───── Input ─────
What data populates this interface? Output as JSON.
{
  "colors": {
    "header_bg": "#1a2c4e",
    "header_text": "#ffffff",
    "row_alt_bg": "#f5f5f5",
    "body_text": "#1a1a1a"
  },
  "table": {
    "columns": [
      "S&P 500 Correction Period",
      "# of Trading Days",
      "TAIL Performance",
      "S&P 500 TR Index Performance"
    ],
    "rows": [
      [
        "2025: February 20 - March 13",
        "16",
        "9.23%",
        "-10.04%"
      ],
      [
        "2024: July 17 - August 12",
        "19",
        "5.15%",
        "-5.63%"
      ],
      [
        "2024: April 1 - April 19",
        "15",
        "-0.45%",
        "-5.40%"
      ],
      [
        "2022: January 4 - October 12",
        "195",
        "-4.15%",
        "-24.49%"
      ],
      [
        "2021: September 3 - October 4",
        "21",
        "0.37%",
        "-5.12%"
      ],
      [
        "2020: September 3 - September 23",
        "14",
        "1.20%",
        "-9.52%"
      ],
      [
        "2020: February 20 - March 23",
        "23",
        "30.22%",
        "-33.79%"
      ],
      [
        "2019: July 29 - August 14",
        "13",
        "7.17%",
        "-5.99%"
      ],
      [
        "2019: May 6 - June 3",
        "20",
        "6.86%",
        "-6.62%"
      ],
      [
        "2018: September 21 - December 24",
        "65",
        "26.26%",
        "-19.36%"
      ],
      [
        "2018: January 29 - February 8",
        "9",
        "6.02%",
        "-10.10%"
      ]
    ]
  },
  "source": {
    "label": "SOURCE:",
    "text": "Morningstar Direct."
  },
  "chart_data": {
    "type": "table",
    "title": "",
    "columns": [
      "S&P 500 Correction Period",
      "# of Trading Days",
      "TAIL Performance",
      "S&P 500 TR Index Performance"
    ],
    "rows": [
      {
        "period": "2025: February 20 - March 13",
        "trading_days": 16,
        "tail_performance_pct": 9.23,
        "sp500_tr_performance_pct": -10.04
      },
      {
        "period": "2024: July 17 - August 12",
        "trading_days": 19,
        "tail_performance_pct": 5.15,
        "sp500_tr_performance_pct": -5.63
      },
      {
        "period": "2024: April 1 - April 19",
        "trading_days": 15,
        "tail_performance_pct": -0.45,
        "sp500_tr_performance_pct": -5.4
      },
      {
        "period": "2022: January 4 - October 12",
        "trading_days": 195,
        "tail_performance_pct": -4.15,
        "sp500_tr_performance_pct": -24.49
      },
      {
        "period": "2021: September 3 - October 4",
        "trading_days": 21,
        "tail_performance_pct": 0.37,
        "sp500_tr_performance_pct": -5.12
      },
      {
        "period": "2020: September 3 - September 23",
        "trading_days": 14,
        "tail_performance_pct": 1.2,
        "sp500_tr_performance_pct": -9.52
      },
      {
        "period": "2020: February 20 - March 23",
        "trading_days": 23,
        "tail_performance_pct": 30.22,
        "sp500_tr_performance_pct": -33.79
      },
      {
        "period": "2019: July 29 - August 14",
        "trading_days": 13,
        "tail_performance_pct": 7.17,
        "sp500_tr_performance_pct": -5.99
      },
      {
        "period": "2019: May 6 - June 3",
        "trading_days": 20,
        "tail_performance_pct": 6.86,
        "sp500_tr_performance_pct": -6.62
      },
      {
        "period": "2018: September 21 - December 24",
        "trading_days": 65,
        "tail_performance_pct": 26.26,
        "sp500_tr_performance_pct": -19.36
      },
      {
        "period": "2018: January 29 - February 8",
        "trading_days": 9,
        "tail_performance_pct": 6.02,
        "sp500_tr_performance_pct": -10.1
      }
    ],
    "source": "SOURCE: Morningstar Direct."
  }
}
─────
What to produce:
Each line of the listing should be copied exactly.

Exercise answer:
What data populates this interface? Output as JSON.
{
  "colors": {
    "header_bg": "#1a2c4e",
    "header_text": "#ffffff",
    "row_alt_bg": "#f5f5f5",
    "body_text": "#1a1a1a"
  },
  "table": {
    "columns": [
      "S&P 500 Correction Period",
      "# of Trading Days",
      "TAIL Performance",
      "S&P 500 TR Index Performance"
    ],
    "rows": [
      [
        "2025: February 20 - March 13",
        "16",
        "9.23%",
        "-10.04%"
      ],
      [
        "2024: July 17 - August 12",
        "19",
        "5.15%",
        "-5.63%"
      ],
      [
        "2024: April 1 - April 19",
        "15",
        "-0.45%",
        "-5.40%"
      ],
      [
        "2022: January 4 - October 12",
        "195",
        "-4.15%",
        "-24.49%"
      ],
      [
        "2021: September 3 - October 4",
        "21",
        "0.37%",
        "-5.12%"
      ],
      [
        "2020: September 3 - September 23",
        "14",
        "1.20%",
        "-9.52%"
      ],
      [
        "2020: February 20 - March 23",
        "23",
        "30.22%",
        "-33.79%"
      ],
      [
        "2019: July 29 - August 14",
        "13",
        "7.17%",
        "-5.99%"
      ],
      [
        "2019: May 6 - June 3",
        "20",
        "6.86%",
        "-6.62%"
      ],
      [
        "2018: September 21 - December 24",
        "65",
        "26.26%",
        "-19.36%"
      ],
      [
        "2018: January 29 - February 8",
        "9",
        "6.02%",
        "-10.10%"
      ]
    ]
  },
  "source": {
    "label": "SOURCE:",
    "text": "Morningstar Direct."
  },
  "chart_data": {
    "type": "table",
    "title": "",
    "columns": [
      "S&P 500 Correction Period",
      "# of Trading Days",
      "TAIL Performance",
      "S&P 500 TR Index Performance"
    ],
    "rows": [
      {
        "period": "2025: February 20 - March 13",
        "trading_days": 16,
        "tail_performance_pct": 9.23,
        "sp500_tr_performance_pct": -10.04
      },
      {
        "period": "2024: July 17 - August 12",
        "trading_days": 19,
        "tail_performance_pct": 5.15,
        "sp500_tr_performance_pct": -5.63
      },
      {
        "period": "2024: April 1 - April 19",
        "trading_days": 15,
        "tail_performance_pct": -0.45,
        "sp500_tr_performance_pct": -5.4
      },
      {
        "period": "2022: January 4 - October 12",
        "trading_days": 195,
        "tail_performance_pct": -4.15,
        "sp500_tr_performance_pct": -24.49
      },
      {
        "period": "2021: September 3 - October 4",
        "trading_days": 21,
        "tail_performance_pct": 0.37,
        "sp500_tr_performance_pct": -5.12
      },
      {
        "period": "2020: September 3 - September 23",
        "trading_days": 14,
        "tail_performance_pct": 1.2,
        "sp500_tr_performance_pct": -9.52
      },
      {
        "period": "2020: February 20 - March 23",
        "trading_days": 23,
        "tail_performance_pct": 30.22,
        "sp500_tr_performance_pct": -33.79
      },
      {
        "period": "2019: July 29 - August 14",
        "trading_days": 13,
        "tail_performance_pct": 7.17,
        "sp500_tr_performance_pct": -5.99
      },
      {
        "period": "2019: May 6 - June 3",
        "trading_days": 20,
        "tail_performance_pct": 6.86,
        "sp500_tr_performance_pct": -6.62
      },
      {
        "period": "2018: September 21 - December 24",
        "trading_days": 65,
        "tail_performance_pct": 26.26,
        "sp500_tr_performance_pct": -19.36
      },
      {
        "period": "2018: January 29 - February 8",
        "trading_days": 9,
        "tail_performance_pct": 6.02,
        "sp500_tr_performance_pct": -10.1
      }
    ],
    "source": "SOURCE: Morningstar Direct."
  }
}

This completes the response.